* _Task inputs_:

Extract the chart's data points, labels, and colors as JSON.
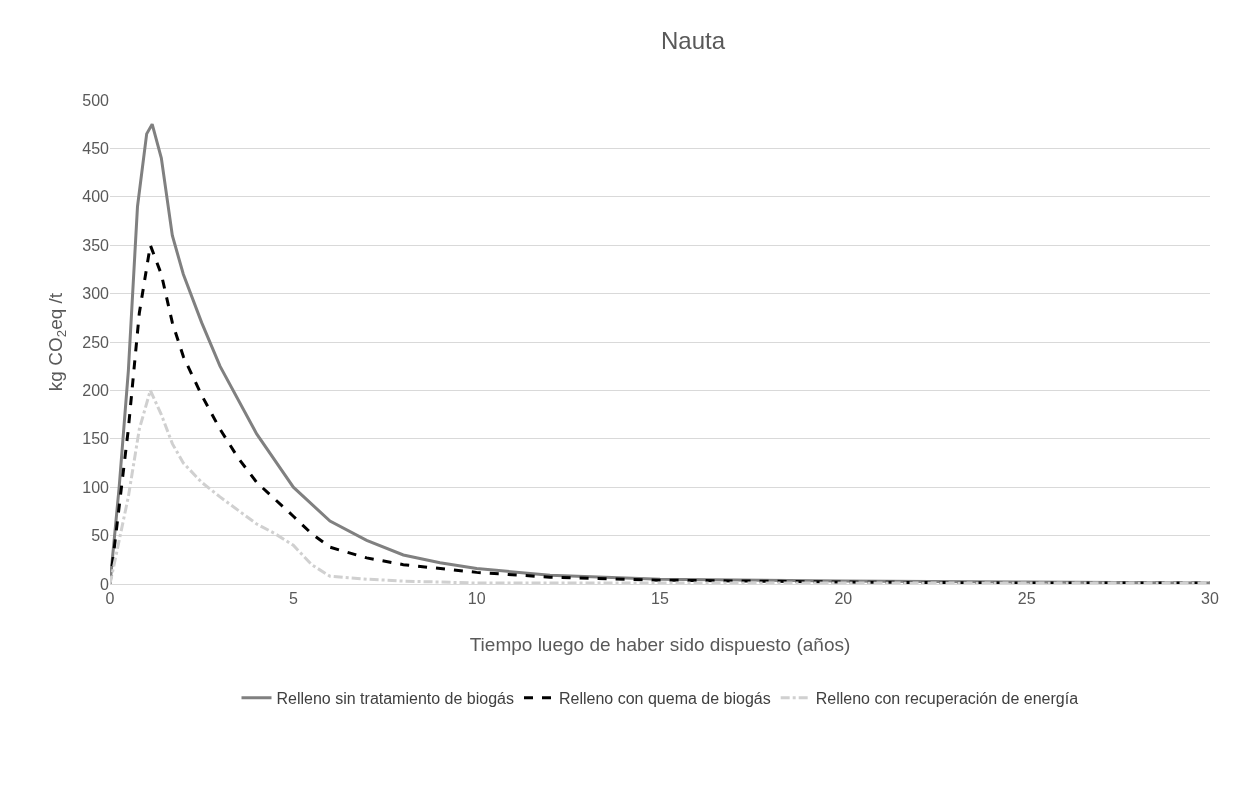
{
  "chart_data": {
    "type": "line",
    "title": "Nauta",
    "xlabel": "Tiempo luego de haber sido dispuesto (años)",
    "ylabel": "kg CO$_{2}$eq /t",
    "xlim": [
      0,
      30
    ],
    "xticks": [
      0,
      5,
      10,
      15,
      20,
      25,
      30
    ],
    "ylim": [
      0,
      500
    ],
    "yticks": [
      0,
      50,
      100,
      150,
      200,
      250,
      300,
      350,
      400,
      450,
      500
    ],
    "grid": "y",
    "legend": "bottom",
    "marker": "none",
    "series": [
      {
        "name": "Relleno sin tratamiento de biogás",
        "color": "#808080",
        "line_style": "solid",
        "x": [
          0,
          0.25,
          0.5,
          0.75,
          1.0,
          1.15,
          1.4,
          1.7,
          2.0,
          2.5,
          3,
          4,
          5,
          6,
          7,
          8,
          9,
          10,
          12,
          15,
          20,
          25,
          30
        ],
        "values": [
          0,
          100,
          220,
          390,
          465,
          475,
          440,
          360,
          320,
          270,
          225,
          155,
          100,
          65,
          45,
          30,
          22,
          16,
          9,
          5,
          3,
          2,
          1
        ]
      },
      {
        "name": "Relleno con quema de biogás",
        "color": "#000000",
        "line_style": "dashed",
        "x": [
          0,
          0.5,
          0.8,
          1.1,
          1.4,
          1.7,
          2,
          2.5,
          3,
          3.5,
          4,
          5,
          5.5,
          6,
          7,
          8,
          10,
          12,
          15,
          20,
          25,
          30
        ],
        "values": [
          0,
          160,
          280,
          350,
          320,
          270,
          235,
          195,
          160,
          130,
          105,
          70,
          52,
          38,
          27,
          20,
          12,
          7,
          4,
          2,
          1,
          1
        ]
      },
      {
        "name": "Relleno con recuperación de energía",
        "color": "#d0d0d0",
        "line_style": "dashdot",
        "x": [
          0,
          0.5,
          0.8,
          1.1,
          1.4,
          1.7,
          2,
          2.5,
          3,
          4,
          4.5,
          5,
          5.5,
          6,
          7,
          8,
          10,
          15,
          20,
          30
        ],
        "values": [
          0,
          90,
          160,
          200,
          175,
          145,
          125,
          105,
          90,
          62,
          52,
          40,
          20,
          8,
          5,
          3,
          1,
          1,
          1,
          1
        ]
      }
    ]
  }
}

* _What you will do_: Omit the pictures and reproduce the listing exactly.

* _Exercise solution_:
Extract the chart's data points, labels, and colors as JSON.
{
  "chart_data": {
    "type": "line",
    "title": "Nauta",
    "xlabel": "Tiempo luego de haber sido dispuesto (años)",
    "ylabel": "kg CO$_{2}$eq /t",
    "xlim": [
      0,
      30
    ],
    "xticks": [
      0,
      5,
      10,
      15,
      20,
      25,
      30
    ],
    "ylim": [
      0,
      500
    ],
    "yticks": [
      0,
      50,
      100,
      150,
      200,
      250,
      300,
      350,
      400,
      450,
      500
    ],
    "grid": "y",
    "legend": "bottom",
    "marker": "none",
    "series": [
      {
        "name": "Relleno sin tratamiento de biogás",
        "color": "#808080",
        "line_style": "solid",
        "x": [
          0,
          0.25,
          0.5,
          0.75,
          1.0,
          1.15,
          1.4,
          1.7,
          2.0,
          2.5,
          3,
          4,
          5,
          6,
          7,
          8,
          9,
          10,
          12,
          15,
          20,
          25,
          30
        ],
        "values": [
          0,
          100,
          220,
          390,
          465,
          475,
          440,
          360,
          320,
          270,
          225,
          155,
          100,
          65,
          45,
          30,
          22,
          16,
          9,
          5,
          3,
          2,
          1
        ]
      },
      {
        "name": "Relleno con quema de biogás",
        "color": "#000000",
        "line_style": "dashed",
        "x": [
          0,
          0.5,
          0.8,
          1.1,
          1.4,
          1.7,
          2,
          2.5,
          3,
          3.5,
          4,
          5,
          5.5,
          6,
          7,
          8,
          10,
          12,
          15,
          20,
          25,
          30
        ],
        "values": [
          0,
          160,
          280,
          350,
          320,
          270,
          235,
          195,
          160,
          130,
          105,
          70,
          52,
          38,
          27,
          20,
          12,
          7,
          4,
          2,
          1,
          1
        ]
      },
      {
        "name": "Relleno con recuperación de energía",
        "color": "#d0d0d0",
        "line_style": "dashdot",
        "x": [
          0,
          0.5,
          0.8,
          1.1,
          1.4,
          1.7,
          2,
          2.5,
          3,
          4,
          4.5,
          5,
          5.5,
          6,
          7,
          8,
          10,
          15,
          20,
          30
        ],
        "values": [
          0,
          90,
          160,
          200,
          175,
          145,
          125,
          105,
          90,
          62,
          52,
          40,
          20,
          8,
          5,
          3,
          1,
          1,
          1,
          1
        ]
      }
    ]
  }
}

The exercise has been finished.